-- INSTRUCTIONS FOR THE TASK --
Extract and list every line that contains the word "name".

-- EXTRACTED MATERIAL --
- - - - -
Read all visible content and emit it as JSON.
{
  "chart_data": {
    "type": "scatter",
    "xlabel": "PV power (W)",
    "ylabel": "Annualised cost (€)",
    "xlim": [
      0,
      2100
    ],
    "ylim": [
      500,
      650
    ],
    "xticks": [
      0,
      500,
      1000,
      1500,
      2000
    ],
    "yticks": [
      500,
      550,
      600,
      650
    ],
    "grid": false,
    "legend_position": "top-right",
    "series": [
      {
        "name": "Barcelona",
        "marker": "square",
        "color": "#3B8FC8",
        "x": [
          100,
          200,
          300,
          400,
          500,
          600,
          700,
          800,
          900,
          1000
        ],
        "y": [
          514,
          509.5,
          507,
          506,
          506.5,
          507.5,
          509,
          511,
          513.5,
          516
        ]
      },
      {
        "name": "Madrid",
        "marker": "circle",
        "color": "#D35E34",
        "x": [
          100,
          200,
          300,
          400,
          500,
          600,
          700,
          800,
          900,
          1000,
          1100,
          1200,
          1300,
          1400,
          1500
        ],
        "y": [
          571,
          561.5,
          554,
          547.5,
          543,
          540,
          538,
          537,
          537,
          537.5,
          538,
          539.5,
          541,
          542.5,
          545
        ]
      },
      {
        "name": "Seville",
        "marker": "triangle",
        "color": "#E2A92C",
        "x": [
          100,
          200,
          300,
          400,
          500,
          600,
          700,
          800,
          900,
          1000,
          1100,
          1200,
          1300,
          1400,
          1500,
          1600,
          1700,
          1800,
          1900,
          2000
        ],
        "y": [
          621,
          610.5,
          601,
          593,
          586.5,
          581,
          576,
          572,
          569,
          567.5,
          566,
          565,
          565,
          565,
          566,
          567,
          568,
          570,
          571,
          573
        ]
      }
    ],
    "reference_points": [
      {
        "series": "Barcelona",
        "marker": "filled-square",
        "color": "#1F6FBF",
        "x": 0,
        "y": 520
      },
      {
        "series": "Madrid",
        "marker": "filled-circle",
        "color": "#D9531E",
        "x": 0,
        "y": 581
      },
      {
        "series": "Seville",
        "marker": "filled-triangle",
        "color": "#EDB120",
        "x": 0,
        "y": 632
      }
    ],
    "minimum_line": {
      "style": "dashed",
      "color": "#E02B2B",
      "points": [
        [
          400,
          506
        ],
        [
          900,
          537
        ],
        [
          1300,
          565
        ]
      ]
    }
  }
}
- - - - -
-- EXERCISE RESULT --
        "name": "Barcelona",
        "name": "Madrid",
        "name": "Seville",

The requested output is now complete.